### Records for processing
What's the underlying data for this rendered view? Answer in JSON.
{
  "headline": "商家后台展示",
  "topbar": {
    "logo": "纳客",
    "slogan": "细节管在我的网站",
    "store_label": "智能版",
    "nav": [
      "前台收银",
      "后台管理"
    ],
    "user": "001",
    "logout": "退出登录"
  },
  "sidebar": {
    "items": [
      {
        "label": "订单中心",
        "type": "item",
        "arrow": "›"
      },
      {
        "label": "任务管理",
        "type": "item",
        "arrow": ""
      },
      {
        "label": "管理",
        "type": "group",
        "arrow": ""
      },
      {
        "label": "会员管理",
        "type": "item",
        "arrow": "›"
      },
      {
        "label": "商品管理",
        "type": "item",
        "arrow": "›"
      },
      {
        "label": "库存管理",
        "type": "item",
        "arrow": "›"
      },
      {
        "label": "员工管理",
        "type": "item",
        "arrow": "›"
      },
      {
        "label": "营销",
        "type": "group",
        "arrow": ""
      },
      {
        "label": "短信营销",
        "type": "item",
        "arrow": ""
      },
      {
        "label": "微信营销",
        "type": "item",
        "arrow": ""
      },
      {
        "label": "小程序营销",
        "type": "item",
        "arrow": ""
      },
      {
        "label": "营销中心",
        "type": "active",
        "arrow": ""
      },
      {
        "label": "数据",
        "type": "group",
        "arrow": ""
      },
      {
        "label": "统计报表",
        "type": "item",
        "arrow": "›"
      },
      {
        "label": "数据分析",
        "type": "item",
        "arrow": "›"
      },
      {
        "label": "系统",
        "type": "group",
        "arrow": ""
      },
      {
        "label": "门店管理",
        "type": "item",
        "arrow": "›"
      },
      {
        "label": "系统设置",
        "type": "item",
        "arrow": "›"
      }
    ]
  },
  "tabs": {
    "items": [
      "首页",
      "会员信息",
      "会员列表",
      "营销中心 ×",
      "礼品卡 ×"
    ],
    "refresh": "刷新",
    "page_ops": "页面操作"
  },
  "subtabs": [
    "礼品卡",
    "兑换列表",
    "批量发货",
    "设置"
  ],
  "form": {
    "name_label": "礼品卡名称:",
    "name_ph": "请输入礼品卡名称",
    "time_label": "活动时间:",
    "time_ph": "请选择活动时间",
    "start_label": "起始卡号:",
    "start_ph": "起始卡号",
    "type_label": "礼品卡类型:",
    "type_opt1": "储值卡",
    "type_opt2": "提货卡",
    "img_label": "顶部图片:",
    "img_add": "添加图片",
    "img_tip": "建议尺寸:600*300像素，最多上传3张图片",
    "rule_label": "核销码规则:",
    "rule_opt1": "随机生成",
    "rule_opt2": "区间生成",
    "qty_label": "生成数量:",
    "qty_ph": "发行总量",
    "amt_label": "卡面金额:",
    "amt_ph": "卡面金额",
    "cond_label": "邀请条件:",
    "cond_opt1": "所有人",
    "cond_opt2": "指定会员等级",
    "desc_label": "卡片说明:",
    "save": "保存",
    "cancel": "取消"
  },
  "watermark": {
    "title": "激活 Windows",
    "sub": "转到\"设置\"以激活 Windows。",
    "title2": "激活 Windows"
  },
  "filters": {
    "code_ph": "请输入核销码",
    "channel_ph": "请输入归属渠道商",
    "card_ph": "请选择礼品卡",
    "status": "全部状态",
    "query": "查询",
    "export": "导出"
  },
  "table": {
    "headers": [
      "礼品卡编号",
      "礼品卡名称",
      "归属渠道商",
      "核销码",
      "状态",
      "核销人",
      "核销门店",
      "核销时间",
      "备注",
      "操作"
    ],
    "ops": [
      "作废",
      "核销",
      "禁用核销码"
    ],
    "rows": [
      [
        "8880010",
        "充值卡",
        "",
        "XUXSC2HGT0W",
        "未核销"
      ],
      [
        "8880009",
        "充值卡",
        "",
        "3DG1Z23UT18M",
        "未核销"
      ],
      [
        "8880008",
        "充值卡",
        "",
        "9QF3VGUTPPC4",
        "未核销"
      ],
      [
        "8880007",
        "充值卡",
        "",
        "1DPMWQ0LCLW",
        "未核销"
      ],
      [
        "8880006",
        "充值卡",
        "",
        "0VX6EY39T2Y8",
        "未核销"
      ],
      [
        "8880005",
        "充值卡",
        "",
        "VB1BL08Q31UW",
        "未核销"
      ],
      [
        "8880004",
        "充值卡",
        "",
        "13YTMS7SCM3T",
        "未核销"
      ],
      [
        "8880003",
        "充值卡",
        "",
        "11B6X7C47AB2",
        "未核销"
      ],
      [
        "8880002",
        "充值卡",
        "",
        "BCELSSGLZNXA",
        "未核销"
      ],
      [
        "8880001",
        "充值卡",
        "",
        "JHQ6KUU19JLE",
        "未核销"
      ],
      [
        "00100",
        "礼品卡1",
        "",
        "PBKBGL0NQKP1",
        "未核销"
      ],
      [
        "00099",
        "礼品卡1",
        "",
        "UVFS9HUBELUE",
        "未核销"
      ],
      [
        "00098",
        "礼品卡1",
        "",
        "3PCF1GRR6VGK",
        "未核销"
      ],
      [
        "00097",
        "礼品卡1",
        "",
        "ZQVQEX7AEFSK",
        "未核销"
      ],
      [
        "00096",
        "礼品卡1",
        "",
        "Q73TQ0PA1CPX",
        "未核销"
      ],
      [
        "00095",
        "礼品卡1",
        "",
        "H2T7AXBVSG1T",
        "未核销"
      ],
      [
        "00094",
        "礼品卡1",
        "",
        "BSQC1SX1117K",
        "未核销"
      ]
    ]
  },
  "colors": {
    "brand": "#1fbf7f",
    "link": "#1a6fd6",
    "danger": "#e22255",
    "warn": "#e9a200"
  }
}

### What you are asked to do
Repeat the records above exactly, from the first line to the last.

### Problem solution
What's the underlying data for this rendered view? Answer in JSON.
{
  "headline": "商家后台展示",
  "topbar": {
    "logo": "纳客",
    "slogan": "细节管在我的网站",
    "store_label": "智能版",
    "nav": [
      "前台收银",
      "后台管理"
    ],
    "user": "001",
    "logout": "退出登录"
  },
  "sidebar": {
    "items": [
      {
        "label": "订单中心",
        "type": "item",
        "arrow": "›"
      },
      {
        "label": "任务管理",
        "type": "item",
        "arrow": ""
      },
      {
        "label": "管理",
        "type": "group",
        "arrow": ""
      },
      {
        "label": "会员管理",
        "type": "item",
        "arrow": "›"
      },
      {
        "label": "商品管理",
        "type": "item",
        "arrow": "›"
      },
      {
        "label": "库存管理",
        "type": "item",
        "arrow": "›"
      },
      {
        "label": "员工管理",
        "type": "item",
        "arrow": "›"
      },
      {
        "label": "营销",
        "type": "group",
        "arrow": ""
      },
      {
        "label": "短信营销",
        "type": "item",
        "arrow": ""
      },
      {
        "label": "微信营销",
        "type": "item",
        "arrow": ""
      },
      {
        "label": "小程序营销",
        "type": "item",
        "arrow": ""
      },
      {
        "label": "营销中心",
        "type": "active",
        "arrow": ""
      },
      {
        "label": "数据",
        "type": "group",
        "arrow": ""
      },
      {
        "label": "统计报表",
        "type": "item",
        "arrow": "›"
      },
      {
        "label": "数据分析",
        "type": "item",
        "arrow": "›"
      },
      {
        "label": "系统",
        "type": "group",
        "arrow": ""
      },
      {
        "label": "门店管理",
        "type": "item",
        "arrow": "›"
      },
      {
        "label": "系统设置",
        "type": "item",
        "arrow": "›"
      }
    ]
  },
  "tabs": {
    "items": [
      "首页",
      "会员信息",
      "会员列表",
      "营销中心 ×",
      "礼品卡 ×"
    ],
    "refresh": "刷新",
    "page_ops": "页面操作"
  },
  "subtabs": [
    "礼品卡",
    "兑换列表",
    "批量发货",
    "设置"
  ],
  "form": {
    "name_label": "礼品卡名称:",
    "name_ph": "请输入礼品卡名称",
    "time_label": "活动时间:",
    "time_ph": "请选择活动时间",
    "start_label": "起始卡号:",
    "start_ph": "起始卡号",
    "type_label": "礼品卡类型:",
    "type_opt1": "储值卡",
    "type_opt2": "提货卡",
    "img_label": "顶部图片:",
    "img_add": "添加图片",
    "img_tip": "建议尺寸:600*300像素，最多上传3张图片",
    "rule_label": "核销码规则:",
    "rule_opt1": "随机生成",
    "rule_opt2": "区间生成",
    "qty_label": "生成数量:",
    "qty_ph": "发行总量",
    "amt_label": "卡面金额:",
    "amt_ph": "卡面金额",
    "cond_label": "邀请条件:",
    "cond_opt1": "所有人",
    "cond_opt2": "指定会员等级",
    "desc_label": "卡片说明:",
    "save": "保存",
    "cancel": "取消"
  },
  "watermark": {
    "title": "激活 Windows",
    "sub": "转到\"设置\"以激活 Windows。",
    "title2": "激活 Windows"
  },
  "filters": {
    "code_ph": "请输入核销码",
    "channel_ph": "请输入归属渠道商",
    "card_ph": "请选择礼品卡",
    "status": "全部状态",
    "query": "查询",
    "export": "导出"
  },
  "table": {
    "headers": [
      "礼品卡编号",
      "礼品卡名称",
      "归属渠道商",
      "核销码",
      "状态",
      "核销人",
      "核销门店",
      "核销时间",
      "备注",
      "操作"
    ],
    "ops": [
      "作废",
      "核销",
      "禁用核销码"
    ],
    "rows": [
      [
        "8880010",
        "充值卡",
        "",
        "XUXSC2HGT0W",
        "未核销"
      ],
      [
        "8880009",
        "充值卡",
        "",
        "3DG1Z23UT18M",
        "未核销"
      ],
      [
        "8880008",
        "充值卡",
        "",
        "9QF3VGUTPPC4",
        "未核销"
      ],
      [
        "8880007",
        "充值卡",
        "",
        "1DPMWQ0LCLW",
        "未核销"
      ],
      [
        "8880006",
        "充值卡",
        "",
        "0VX6EY39T2Y8",
        "未核销"
      ],
      [
        "8880005",
        "充值卡",
        "",
        "VB1BL08Q31UW",
        "未核销"
      ],
      [
        "8880004",
        "充值卡",
        "",
        "13YTMS7SCM3T",
        "未核销"
      ],
      [
        "8880003",
        "充值卡",
        "",
        "11B6X7C47AB2",
        "未核销"
      ],
      [
        "8880002",
        "充值卡",
        "",
        "BCELSSGLZNXA",
        "未核销"
      ],
      [
        "8880001",
        "充值卡",
        "",
        "JHQ6KUU19JLE",
        "未核销"
      ],
      [
        "00100",
        "礼品卡1",
        "",
        "PBKBGL0NQKP1",
        "未核销"
      ],
      [
        "00099",
        "礼品卡1",
        "",
        "UVFS9HUBELUE",
        "未核销"
      ],
      [
        "00098",
        "礼品卡1",
        "",
        "3PCF1GRR6VGK",
        "未核销"
      ],
      [
        "00097",
        "礼品卡1",
        "",
        "ZQVQEX7AEFSK",
        "未核销"
      ],
      [
        "00096",
        "礼品卡1",
        "",
        "Q73TQ0PA1CPX",
        "未核销"
      ],
      [
        "00095",
        "礼品卡1",
        "",
        "H2T7AXBVSG1T",
        "未核销"
      ],
      [
        "00094",
        "礼品卡1",
        "",
        "BSQC1SX1117K",
        "未核销"
      ]
    ]
  },
  "colors": {
    "brand": "#1fbf7f",
    "link": "#1a6fd6",
    "danger": "#e22255",
    "warn": "#e9a200"
  }
}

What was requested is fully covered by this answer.